== ELENCO

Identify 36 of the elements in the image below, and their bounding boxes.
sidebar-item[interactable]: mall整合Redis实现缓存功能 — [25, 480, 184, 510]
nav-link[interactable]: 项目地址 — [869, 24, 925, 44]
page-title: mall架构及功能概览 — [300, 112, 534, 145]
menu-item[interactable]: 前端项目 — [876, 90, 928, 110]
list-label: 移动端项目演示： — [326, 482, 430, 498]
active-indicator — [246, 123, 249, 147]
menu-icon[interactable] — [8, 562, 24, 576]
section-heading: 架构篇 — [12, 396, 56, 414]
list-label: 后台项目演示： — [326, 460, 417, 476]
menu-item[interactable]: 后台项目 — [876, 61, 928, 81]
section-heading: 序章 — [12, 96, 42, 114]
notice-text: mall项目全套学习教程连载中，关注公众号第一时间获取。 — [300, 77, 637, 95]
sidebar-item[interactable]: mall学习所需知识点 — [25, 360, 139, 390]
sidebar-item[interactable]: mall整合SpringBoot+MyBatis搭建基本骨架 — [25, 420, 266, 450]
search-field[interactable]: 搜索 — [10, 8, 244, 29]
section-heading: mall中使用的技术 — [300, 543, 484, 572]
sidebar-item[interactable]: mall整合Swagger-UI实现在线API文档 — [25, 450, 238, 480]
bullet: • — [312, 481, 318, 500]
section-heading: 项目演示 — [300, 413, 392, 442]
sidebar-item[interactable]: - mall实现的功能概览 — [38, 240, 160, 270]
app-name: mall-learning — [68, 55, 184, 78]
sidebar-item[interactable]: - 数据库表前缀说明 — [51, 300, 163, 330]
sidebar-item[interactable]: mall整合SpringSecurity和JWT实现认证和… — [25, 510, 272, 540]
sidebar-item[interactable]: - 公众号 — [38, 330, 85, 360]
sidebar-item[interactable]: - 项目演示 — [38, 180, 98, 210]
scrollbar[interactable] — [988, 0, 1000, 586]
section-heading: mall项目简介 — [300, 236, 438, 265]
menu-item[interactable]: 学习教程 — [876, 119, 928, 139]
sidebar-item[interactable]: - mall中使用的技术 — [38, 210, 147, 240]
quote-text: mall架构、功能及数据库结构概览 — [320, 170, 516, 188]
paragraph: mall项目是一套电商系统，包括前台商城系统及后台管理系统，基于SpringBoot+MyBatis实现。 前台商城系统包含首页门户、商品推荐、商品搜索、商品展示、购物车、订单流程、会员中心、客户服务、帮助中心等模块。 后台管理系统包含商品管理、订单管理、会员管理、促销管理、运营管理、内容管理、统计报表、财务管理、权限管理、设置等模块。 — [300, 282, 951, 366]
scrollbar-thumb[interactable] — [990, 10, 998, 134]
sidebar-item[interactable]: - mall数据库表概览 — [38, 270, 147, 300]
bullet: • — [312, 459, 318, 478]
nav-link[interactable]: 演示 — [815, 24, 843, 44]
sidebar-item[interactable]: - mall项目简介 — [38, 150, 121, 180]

====

= CONSEGNA =
Disponi tutte le righe dell'elenco qui sopra in una tabella Markdown con le colonne «N.» e «Riga dell'elenco». Numera le righe in ordine e tralascia quelle vuote.

= RISPOSTA =
| N. | Riga dell'elenco |
|---|---|
| 1 | Identify 36 of the elements in the image below, and their bounding boxes. |
| 2 | sidebar-item[interactable]: mall整合Redis实现缓存功能 — [25, 480, 184, 510] |
| 3 | nav-link[interactable]: 项目地址 — [869, 24, 925, 44] |
| 4 | page-title: mall架构及功能概览 — [300, 112, 534, 145] |
| 5 | menu-item[interactable]: 前端项目 — [876, 90, 928, 110] |
| 6 | list-label: 移动端项目演示： — [326, 482, 430, 498] |
| 7 | active-indicator — [246, 123, 249, 147] |
| 8 | menu-icon[interactable] — [8, 562, 24, 576] |
| 9 | section-heading: 架构篇 — [12, 396, 56, 414] |
| 10 | list-label: 后台项目演示： — [326, 460, 417, 476] |
| 11 | menu-item[interactable]: 后台项目 — [876, 61, 928, 81] |
| 12 | section-heading: 序章 — [12, 96, 42, 114] |
| 13 | notice-text: mall项目全套学习教程连载中，关注公众号第一时间获取。 — [300, 77, 637, 95] |
| 14 | sidebar-item[interactable]: mall学习所需知识点 — [25, 360, 139, 390] |
| 15 | sidebar-item[interactable]: mall整合SpringBoot+MyBatis搭建基本骨架 — [25, 420, 266, 450] |
| 16 | search-field[interactable]: 搜索 — [10, 8, 244, 29] |
| 17 | section-heading: mall中使用的技术 — [300, 543, 484, 572] |
| 18 | sidebar-item[interactable]: mall整合Swagger-UI实现在线API文档 — [25, 450, 238, 480] |
| 19 | bullet: • — [312, 481, 318, 500] |
| 20 | section-heading: 项目演示 — [300, 413, 392, 442] |
| 21 | sidebar-item[interactable]: - mall实现的功能概览 — [38, 240, 160, 270] |
| 22 | app-name: mall-learning — [68, 55, 184, 78] |
| 23 | sidebar-item[interactable]: - 数据库表前缀说明 — [51, 300, 163, 330] |
| 24 | sidebar-item[interactable]: mall整合SpringSecurity和JWT实现认证和… — [25, 510, 272, 540] |
| 25 | sidebar-item[interactable]: - 公众号 — [38, 330, 85, 360] |
| 26 | sidebar-item[interactable]: - 项目演示 — [38, 180, 98, 210] |
| 27 | scrollbar[interactable] — [988, 0, 1000, 586] |
| 28 | section-heading: mall项目简介 — [300, 236, 438, 265] |
| 29 | menu-item[interactable]: 学习教程 — [876, 119, 928, 139] |
| 30 | sidebar-item[interactable]: - mall中使用的技术 — [38, 210, 147, 240] |
| 31 | quote-text: mall架构、功能及数据库结构概览 — [320, 170, 516, 188] |
| 32 | paragraph: mall项目是一套电商系统，包括前台商城系统及后台管理系统，基于SpringBoot+MyBatis实现。 前台商城系统包含首页门户、商品推荐、商品搜索、商品展示、购物车、订单流程、会员中心、客户服务、帮助中心等模块。 后台管理系统包含商品管理、订单管理、会员管理、促销管理、运营管理、内容管理、统计报表、财务管理、权限管理、设置等模块。 — [300, 282, 951, 366] |
| 33 | scrollbar-thumb[interactable] — [990, 10, 998, 134] |
| 34 | sidebar-item[interactable]: - mall数据库表概览 — [38, 270, 147, 300] |
| 35 | bullet: • — [312, 459, 318, 478] |
| 36 | nav-link[interactable]: 演示 — [815, 24, 843, 44] |
| 37 | sidebar-item[interactable]: - mall项目简介 — [38, 150, 121, 180] |